(Chart and figure data)
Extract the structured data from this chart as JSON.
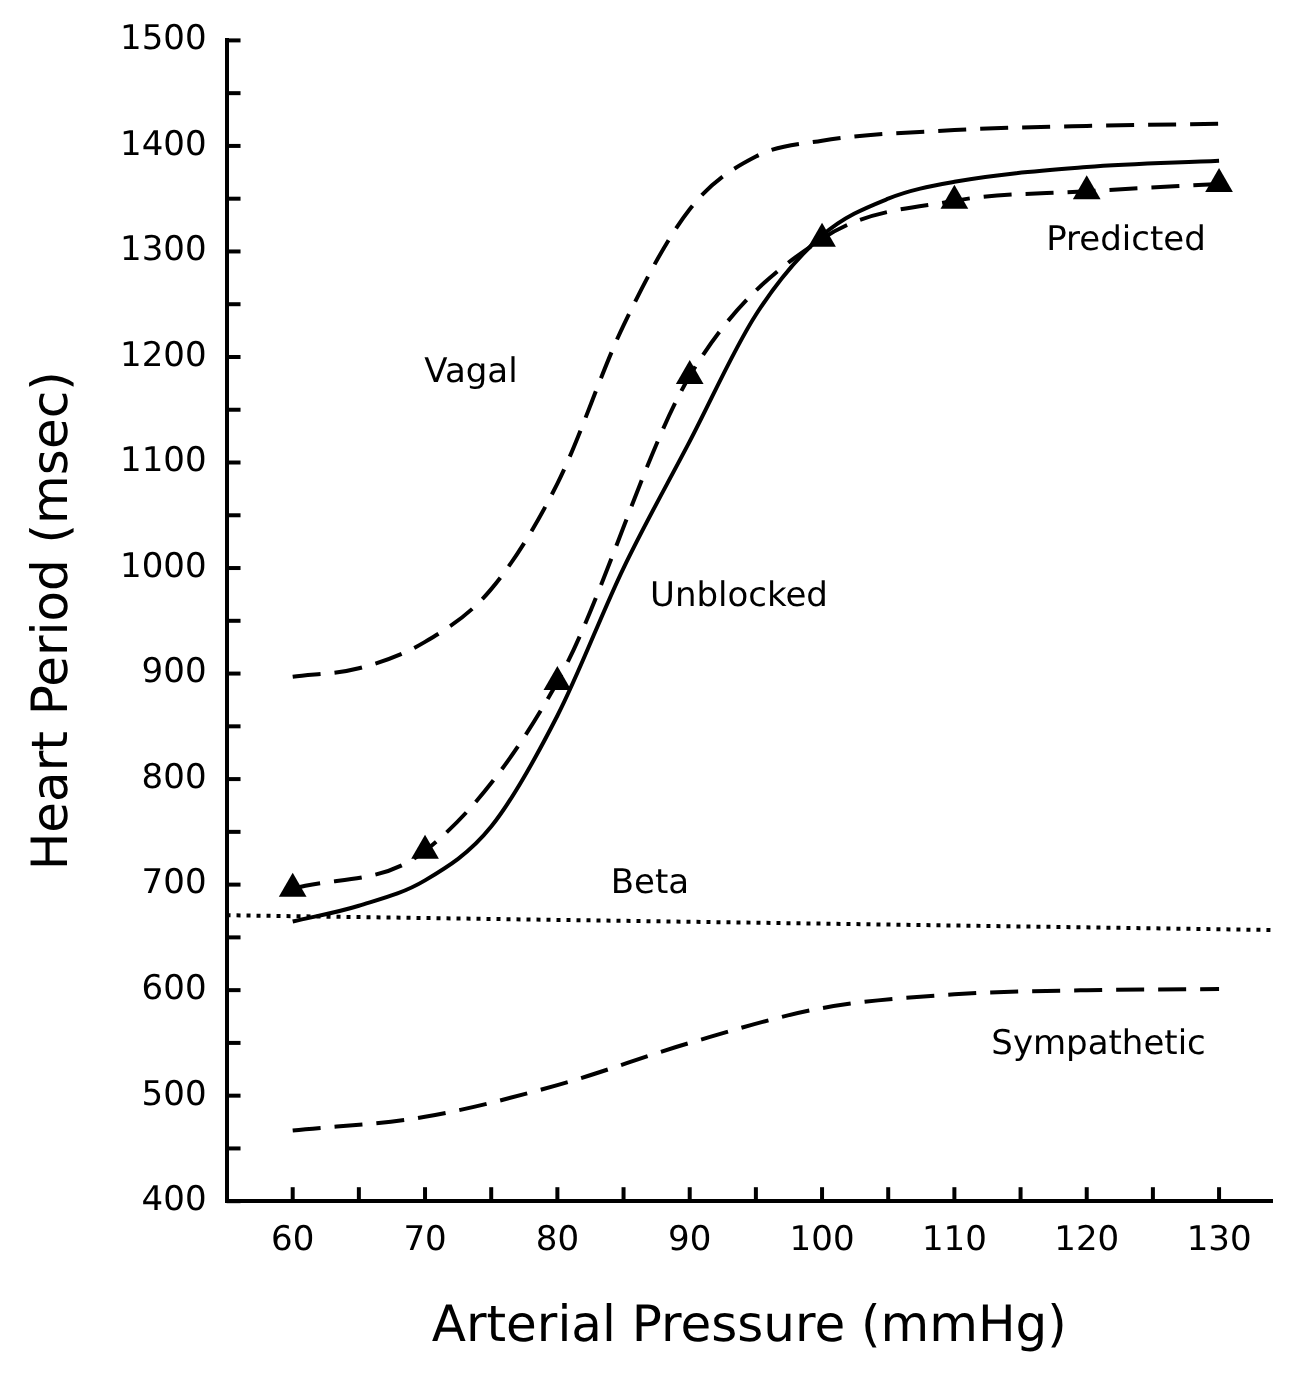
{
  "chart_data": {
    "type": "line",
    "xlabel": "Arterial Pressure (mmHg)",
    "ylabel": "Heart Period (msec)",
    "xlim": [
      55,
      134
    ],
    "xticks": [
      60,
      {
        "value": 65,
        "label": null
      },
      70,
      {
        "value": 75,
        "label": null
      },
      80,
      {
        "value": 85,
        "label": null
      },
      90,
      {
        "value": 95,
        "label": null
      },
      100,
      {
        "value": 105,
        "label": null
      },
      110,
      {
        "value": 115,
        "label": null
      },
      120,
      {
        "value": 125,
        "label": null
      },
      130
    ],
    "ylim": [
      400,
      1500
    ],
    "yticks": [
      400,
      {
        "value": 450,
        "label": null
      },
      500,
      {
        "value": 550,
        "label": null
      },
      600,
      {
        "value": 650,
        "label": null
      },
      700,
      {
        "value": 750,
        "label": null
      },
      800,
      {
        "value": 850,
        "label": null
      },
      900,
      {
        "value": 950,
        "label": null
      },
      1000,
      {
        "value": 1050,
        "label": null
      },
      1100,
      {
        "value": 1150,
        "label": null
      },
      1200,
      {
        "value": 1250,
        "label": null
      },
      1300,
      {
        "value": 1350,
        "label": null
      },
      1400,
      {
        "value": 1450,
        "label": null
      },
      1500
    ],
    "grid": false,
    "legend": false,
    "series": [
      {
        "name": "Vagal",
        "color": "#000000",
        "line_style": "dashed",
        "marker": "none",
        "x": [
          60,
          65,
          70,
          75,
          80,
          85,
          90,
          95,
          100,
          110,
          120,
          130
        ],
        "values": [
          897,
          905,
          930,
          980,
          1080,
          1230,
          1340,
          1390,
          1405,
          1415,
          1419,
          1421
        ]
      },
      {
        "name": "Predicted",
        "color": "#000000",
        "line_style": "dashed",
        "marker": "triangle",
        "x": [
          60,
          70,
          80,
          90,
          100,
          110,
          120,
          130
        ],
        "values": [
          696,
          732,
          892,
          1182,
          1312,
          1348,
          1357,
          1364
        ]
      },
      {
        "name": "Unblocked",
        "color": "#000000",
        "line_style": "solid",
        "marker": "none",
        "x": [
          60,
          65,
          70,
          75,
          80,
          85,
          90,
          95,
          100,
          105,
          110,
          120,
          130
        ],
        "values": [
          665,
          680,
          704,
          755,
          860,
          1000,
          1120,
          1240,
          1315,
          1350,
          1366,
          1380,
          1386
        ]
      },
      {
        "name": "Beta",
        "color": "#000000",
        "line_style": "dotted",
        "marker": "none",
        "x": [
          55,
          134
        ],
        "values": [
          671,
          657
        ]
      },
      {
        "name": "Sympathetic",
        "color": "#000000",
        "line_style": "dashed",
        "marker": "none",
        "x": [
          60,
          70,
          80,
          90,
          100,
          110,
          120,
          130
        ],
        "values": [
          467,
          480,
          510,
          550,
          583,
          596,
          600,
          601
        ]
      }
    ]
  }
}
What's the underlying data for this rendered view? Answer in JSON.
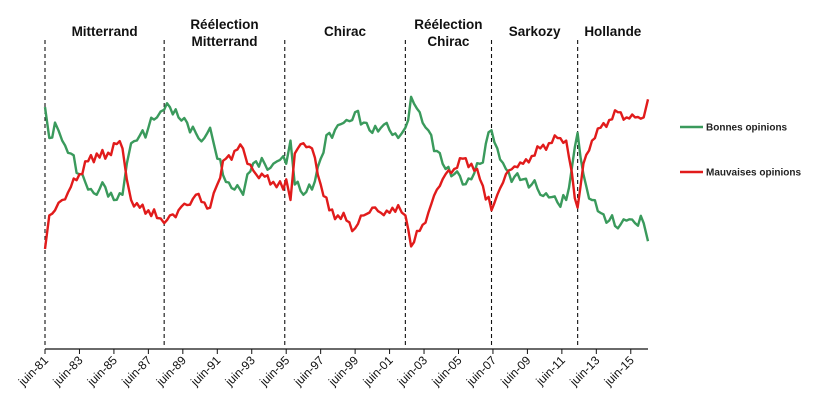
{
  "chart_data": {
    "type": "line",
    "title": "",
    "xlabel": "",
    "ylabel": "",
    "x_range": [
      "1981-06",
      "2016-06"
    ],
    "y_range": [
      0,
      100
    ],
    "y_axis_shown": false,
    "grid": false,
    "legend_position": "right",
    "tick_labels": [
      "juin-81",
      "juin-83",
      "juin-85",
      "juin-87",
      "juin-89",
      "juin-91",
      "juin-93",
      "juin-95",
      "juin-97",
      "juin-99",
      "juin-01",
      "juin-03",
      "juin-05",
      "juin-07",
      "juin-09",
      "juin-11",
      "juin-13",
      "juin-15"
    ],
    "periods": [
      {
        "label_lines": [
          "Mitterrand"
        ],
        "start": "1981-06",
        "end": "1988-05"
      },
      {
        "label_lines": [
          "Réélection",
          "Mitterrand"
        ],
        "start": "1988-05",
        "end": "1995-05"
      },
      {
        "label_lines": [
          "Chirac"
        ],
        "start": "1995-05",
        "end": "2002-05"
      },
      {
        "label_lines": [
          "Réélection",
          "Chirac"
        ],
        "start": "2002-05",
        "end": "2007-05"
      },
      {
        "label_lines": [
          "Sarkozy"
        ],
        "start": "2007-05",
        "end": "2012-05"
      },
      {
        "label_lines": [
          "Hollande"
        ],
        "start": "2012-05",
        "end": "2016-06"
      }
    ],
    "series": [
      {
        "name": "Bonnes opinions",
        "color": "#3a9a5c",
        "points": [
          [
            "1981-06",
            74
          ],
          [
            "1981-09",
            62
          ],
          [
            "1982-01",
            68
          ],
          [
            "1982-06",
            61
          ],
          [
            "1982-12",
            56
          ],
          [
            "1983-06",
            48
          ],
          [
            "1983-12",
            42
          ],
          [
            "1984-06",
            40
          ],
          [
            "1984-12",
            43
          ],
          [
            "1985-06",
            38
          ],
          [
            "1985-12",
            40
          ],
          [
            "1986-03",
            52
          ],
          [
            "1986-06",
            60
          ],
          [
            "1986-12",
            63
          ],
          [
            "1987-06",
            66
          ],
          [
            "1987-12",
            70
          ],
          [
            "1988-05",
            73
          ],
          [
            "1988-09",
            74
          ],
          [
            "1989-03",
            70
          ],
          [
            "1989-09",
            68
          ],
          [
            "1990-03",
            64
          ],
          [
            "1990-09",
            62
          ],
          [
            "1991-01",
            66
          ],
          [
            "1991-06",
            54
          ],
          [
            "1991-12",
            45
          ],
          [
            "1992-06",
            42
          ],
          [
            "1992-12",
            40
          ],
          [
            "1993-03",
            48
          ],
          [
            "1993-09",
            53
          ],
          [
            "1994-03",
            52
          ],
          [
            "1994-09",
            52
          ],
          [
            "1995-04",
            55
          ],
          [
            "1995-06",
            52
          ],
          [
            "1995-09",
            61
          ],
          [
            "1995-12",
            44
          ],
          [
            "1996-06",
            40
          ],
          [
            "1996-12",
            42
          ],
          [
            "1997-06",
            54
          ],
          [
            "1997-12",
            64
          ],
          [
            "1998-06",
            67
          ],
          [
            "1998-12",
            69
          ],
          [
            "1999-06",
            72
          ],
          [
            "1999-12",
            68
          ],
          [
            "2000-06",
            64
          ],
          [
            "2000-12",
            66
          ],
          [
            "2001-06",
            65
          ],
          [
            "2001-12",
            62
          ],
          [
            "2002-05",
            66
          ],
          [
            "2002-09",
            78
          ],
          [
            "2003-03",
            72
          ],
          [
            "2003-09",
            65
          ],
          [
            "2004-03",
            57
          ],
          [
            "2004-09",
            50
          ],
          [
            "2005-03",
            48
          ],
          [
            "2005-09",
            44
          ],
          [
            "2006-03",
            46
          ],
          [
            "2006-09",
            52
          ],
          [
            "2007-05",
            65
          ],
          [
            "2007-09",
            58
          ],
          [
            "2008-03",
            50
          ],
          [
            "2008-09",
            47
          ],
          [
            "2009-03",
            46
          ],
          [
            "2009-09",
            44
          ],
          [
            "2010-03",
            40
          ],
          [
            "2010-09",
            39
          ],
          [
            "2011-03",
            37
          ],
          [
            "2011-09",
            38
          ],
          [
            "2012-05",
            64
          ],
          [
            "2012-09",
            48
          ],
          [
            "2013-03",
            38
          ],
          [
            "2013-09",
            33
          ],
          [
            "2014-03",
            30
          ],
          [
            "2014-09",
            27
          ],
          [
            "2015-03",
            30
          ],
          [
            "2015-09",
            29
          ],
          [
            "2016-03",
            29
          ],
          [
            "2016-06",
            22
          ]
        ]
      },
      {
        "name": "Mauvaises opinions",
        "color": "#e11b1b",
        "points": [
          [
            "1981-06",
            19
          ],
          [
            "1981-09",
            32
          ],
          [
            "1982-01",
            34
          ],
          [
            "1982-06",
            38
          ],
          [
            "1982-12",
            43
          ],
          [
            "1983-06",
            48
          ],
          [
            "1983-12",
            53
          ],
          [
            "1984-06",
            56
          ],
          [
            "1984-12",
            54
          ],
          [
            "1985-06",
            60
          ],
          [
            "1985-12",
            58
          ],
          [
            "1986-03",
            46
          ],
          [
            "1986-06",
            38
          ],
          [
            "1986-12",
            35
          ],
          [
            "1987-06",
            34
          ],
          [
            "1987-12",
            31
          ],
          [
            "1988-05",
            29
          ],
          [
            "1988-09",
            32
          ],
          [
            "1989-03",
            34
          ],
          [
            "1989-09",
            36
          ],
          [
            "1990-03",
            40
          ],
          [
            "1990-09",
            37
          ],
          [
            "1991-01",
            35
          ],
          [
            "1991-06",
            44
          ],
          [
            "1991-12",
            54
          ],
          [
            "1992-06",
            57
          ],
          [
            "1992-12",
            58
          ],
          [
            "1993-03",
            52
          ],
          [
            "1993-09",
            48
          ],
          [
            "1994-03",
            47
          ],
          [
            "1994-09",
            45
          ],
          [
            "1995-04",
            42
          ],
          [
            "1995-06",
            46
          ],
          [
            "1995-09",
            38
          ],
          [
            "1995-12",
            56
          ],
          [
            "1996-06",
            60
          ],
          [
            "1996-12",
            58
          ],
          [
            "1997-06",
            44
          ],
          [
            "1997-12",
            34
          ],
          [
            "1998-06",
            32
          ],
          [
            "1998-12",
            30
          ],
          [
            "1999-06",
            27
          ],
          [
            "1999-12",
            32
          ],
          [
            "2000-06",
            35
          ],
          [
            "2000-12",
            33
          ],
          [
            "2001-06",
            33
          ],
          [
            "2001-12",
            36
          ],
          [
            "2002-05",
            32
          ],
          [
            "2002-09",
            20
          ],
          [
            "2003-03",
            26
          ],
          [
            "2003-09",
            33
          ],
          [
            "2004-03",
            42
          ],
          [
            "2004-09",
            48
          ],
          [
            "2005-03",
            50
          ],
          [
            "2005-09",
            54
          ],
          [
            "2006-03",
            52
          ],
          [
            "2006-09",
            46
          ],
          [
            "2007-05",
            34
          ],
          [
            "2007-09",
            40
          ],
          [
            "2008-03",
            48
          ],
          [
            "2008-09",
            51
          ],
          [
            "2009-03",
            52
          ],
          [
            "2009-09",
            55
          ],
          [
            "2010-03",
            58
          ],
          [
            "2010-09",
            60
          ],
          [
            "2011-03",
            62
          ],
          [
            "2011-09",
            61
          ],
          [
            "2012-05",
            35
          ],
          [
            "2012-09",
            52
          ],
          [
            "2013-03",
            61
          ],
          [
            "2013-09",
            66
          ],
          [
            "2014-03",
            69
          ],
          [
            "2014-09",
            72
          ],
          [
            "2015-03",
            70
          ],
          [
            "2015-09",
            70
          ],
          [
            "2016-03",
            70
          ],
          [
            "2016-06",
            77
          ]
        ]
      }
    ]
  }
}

**WHAT YOU WILL DO:** From the entries above, list each line with "name" in it.

**EXERCISE OUTPUT:**
        "name": "Vagal",
        "name": "Predicted",
        "name": "Unblocked",
        "name": "Beta",
        "name": "Sympathetic",
        "name": "Bonnes opinions",
        "name": "Mauvaises opinions",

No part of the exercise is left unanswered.